(Stated exercise): In the entries below, find the lines that contain the word "start" and copy them.

(Data entries)
►

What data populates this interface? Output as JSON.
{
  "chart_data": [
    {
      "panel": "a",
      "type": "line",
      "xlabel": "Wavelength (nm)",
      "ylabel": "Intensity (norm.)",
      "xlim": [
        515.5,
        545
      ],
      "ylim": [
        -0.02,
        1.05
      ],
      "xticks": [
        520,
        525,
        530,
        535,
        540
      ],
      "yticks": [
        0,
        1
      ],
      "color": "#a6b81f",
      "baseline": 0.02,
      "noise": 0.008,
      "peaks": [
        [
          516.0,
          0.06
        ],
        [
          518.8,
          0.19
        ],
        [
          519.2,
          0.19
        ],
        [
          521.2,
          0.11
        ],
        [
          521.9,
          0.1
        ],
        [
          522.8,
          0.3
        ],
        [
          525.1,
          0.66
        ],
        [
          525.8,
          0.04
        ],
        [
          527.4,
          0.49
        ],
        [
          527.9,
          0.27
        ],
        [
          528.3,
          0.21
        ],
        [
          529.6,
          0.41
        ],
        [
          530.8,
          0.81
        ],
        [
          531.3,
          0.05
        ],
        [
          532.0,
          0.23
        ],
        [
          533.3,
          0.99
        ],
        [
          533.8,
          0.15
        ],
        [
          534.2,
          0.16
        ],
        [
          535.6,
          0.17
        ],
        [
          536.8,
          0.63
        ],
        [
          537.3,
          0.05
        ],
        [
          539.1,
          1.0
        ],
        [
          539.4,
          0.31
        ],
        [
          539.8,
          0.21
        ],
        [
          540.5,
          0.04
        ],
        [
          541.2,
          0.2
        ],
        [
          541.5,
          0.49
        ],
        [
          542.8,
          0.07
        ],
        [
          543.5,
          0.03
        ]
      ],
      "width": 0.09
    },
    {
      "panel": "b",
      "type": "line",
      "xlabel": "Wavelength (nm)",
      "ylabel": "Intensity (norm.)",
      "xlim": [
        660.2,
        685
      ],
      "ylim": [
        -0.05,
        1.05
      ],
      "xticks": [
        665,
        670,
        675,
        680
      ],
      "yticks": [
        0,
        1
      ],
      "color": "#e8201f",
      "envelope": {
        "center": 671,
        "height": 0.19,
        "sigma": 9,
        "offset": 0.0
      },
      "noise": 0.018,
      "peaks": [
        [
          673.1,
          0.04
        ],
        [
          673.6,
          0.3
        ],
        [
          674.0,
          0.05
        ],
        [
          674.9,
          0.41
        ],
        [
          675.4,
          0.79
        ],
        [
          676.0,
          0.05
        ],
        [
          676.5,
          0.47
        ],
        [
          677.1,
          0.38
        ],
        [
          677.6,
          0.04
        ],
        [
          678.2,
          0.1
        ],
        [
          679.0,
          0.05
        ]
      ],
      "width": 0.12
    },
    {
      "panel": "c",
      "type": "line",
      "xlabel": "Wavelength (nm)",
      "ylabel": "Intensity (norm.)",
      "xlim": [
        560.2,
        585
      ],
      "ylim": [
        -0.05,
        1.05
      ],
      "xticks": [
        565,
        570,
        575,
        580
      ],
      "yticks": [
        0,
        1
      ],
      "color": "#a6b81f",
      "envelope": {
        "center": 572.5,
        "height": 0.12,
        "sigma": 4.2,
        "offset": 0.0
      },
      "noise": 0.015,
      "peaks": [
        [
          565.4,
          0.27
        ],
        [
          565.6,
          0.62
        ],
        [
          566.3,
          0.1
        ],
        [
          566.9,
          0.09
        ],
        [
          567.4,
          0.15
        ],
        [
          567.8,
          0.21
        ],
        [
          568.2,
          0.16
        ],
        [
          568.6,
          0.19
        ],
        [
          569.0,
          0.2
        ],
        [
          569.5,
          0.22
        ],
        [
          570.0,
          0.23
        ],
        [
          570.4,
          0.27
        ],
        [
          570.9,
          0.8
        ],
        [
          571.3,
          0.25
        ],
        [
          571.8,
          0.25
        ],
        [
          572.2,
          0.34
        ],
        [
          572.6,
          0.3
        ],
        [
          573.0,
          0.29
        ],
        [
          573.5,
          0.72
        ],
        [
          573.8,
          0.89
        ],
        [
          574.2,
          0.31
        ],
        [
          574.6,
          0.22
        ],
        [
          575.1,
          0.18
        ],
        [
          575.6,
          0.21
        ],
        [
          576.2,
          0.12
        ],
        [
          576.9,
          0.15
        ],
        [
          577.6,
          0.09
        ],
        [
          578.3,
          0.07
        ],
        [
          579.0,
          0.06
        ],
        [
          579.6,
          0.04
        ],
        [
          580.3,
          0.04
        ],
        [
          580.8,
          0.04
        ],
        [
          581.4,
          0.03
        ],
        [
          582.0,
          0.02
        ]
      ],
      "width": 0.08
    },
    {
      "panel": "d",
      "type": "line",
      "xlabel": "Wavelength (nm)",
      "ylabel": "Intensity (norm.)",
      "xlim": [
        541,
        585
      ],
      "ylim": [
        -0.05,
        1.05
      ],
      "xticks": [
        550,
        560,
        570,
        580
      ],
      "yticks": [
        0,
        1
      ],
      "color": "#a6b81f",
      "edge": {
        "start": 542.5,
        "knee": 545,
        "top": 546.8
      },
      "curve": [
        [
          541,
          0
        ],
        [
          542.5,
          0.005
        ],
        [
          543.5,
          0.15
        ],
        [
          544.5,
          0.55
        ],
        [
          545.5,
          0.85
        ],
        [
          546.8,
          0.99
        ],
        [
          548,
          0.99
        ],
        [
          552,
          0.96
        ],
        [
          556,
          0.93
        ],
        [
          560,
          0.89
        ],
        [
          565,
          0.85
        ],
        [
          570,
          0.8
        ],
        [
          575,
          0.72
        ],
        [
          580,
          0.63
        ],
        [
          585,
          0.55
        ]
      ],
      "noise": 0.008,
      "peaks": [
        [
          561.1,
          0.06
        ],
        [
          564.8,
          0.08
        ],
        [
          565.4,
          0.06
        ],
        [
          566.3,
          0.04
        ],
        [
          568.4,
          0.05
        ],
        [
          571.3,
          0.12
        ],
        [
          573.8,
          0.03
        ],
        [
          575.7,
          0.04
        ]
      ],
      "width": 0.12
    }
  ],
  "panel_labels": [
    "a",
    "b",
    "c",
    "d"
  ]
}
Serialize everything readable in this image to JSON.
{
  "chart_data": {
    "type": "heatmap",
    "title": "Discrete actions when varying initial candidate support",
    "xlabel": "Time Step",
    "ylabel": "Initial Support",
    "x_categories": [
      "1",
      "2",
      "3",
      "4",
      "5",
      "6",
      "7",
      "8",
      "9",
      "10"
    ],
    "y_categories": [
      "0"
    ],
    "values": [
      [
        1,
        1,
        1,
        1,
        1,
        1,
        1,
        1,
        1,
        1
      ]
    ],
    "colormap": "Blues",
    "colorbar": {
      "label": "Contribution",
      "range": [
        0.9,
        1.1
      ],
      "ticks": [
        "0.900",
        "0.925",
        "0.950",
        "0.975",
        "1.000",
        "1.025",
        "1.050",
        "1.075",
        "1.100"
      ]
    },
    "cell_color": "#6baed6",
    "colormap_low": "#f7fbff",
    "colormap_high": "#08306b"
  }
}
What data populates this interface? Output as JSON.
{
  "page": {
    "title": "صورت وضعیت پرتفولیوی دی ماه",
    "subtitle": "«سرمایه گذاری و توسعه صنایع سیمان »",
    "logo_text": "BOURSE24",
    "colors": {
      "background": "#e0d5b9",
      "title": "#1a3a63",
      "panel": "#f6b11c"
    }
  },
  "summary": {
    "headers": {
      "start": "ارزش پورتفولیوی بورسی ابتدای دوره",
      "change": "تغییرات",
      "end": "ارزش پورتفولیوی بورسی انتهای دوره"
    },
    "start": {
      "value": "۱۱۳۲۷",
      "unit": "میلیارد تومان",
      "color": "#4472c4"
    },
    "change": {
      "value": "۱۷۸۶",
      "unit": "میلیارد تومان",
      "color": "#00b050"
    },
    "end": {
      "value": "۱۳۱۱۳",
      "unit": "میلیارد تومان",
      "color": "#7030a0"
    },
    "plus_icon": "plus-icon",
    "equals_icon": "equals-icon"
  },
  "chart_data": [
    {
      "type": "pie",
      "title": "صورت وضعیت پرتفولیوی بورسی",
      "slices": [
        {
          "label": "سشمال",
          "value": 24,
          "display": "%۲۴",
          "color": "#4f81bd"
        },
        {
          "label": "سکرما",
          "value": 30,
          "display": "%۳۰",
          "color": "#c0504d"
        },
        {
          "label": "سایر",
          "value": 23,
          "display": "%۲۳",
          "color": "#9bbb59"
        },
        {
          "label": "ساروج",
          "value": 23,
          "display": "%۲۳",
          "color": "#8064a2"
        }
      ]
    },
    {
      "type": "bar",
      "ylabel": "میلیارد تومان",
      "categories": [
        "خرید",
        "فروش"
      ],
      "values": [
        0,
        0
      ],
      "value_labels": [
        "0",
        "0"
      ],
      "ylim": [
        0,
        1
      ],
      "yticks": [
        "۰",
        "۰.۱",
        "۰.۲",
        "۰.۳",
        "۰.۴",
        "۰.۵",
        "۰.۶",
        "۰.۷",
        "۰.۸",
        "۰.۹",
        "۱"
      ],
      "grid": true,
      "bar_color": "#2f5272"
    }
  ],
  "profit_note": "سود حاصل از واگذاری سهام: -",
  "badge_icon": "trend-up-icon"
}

◄

(Solution below):
        "start": 542.5,
      "start": "ارزش پورتفولیوی بورسی ابتدای دوره",
    "start": {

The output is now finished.